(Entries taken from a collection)
+ + + + +
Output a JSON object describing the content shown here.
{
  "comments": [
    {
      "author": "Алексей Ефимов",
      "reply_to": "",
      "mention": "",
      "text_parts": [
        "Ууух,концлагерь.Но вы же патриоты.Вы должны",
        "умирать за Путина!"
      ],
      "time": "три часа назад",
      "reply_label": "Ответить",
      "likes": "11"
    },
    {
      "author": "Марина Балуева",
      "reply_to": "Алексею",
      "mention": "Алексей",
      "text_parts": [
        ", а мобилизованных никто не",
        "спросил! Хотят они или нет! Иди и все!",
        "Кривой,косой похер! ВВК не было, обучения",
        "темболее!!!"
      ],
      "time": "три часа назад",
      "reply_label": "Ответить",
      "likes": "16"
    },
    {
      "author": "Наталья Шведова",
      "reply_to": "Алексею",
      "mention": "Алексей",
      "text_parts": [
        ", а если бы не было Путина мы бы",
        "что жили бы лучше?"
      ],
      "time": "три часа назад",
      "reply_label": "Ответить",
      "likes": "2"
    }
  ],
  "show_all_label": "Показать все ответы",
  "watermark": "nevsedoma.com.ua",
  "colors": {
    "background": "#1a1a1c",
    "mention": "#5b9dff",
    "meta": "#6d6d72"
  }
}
+ + + + +
> Written exercise: Retype the material above, line by line, exactly.

> Final result:
Output a JSON object describing the content shown here.
{
  "comments": [
    {
      "author": "Алексей Ефимов",
      "reply_to": "",
      "mention": "",
      "text_parts": [
        "Ууух,концлагерь.Но вы же патриоты.Вы должны",
        "умирать за Путина!"
      ],
      "time": "три часа назад",
      "reply_label": "Ответить",
      "likes": "11"
    },
    {
      "author": "Марина Балуева",
      "reply_to": "Алексею",
      "mention": "Алексей",
      "text_parts": [
        ", а мобилизованных никто не",
        "спросил! Хотят они или нет! Иди и все!",
        "Кривой,косой похер! ВВК не было, обучения",
        "темболее!!!"
      ],
      "time": "три часа назад",
      "reply_label": "Ответить",
      "likes": "16"
    },
    {
      "author": "Наталья Шведова",
      "reply_to": "Алексею",
      "mention": "Алексей",
      "text_parts": [
        ", а если бы не было Путина мы бы",
        "что жили бы лучше?"
      ],
      "time": "три часа назад",
      "reply_label": "Ответить",
      "likes": "2"
    }
  ],
  "show_all_label": "Показать все ответы",
  "watermark": "nevsedoma.com.ua",
  "colors": {
    "background": "#1a1a1c",
    "mention": "#5b9dff",
    "meta": "#6d6d72"
  }
}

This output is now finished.